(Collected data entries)

--------------------------------------------------

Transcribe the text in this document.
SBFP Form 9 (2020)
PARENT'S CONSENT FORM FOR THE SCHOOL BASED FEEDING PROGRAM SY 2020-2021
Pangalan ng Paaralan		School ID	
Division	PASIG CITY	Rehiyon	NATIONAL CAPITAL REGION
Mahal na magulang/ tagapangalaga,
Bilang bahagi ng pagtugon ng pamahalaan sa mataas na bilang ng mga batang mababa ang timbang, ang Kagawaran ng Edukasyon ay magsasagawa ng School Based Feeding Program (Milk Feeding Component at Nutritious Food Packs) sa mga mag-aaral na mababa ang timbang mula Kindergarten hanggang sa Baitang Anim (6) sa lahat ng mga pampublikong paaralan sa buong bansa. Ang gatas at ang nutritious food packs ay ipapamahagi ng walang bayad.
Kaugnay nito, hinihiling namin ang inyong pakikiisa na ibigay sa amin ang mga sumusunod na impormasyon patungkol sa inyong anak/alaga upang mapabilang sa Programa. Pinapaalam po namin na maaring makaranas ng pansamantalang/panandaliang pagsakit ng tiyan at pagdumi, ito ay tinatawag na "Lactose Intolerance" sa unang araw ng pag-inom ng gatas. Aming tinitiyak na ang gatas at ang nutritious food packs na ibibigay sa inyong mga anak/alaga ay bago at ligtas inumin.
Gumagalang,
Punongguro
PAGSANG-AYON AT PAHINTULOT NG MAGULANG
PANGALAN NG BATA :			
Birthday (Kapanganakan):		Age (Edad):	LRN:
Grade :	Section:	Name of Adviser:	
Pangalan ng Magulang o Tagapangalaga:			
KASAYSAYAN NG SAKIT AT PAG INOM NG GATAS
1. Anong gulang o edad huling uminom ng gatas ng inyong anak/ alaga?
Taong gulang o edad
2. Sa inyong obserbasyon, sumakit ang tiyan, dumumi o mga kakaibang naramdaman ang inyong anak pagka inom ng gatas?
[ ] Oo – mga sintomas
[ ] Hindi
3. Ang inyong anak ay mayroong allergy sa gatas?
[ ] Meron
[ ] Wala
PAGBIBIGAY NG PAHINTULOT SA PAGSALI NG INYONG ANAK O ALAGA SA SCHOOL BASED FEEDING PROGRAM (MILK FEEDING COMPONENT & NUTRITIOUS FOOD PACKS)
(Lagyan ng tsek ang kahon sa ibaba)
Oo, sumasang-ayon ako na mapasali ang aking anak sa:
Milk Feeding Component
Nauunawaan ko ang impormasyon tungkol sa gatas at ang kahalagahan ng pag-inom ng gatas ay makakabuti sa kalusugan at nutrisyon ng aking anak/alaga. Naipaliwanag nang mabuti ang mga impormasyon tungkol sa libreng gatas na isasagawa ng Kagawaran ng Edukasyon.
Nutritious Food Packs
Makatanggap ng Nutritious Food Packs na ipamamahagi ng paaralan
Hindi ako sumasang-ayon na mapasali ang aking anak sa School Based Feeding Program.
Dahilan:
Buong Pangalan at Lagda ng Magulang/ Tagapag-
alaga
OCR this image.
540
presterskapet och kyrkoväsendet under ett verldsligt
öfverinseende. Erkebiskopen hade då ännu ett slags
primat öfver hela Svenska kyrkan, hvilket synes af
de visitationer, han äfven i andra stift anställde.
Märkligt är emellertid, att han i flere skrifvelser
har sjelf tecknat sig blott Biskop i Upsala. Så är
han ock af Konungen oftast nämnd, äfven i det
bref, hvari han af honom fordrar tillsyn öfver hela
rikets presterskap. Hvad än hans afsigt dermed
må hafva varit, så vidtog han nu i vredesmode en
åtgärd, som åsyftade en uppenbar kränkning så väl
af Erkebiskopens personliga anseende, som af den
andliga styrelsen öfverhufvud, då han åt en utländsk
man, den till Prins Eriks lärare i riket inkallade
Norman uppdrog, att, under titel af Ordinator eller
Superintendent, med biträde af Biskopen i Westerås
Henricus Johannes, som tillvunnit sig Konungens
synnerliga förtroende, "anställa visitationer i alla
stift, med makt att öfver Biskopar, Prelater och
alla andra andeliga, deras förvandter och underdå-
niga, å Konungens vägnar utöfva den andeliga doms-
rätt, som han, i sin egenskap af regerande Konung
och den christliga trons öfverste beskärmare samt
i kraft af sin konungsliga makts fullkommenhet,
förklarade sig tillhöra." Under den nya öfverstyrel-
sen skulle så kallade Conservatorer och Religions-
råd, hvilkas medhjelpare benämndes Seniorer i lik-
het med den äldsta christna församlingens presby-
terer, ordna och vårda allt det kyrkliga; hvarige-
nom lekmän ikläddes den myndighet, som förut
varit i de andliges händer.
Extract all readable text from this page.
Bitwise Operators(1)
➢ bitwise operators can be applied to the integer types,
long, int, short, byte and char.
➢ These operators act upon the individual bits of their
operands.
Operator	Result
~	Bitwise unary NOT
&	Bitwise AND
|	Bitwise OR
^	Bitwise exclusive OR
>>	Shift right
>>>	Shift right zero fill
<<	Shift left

--------------------------------------------------

→ Exercise instructions
Repeat exactly, and only, the lines from the one containing "Extract all readable text from this page." through the end of the material.

→ Final result
Extract all readable text from this page.
Bitwise Operators(1)
➢ bitwise operators can be applied to the integer types,
long, int, short, byte and char.
➢ These operators act upon the individual bits of their
operands.
Operator	Result
~	Bitwise unary NOT
&	Bitwise AND
|	Bitwise OR
^	Bitwise exclusive OR
>>	Shift right
>>>	Shift right zero fill
<<	Shift left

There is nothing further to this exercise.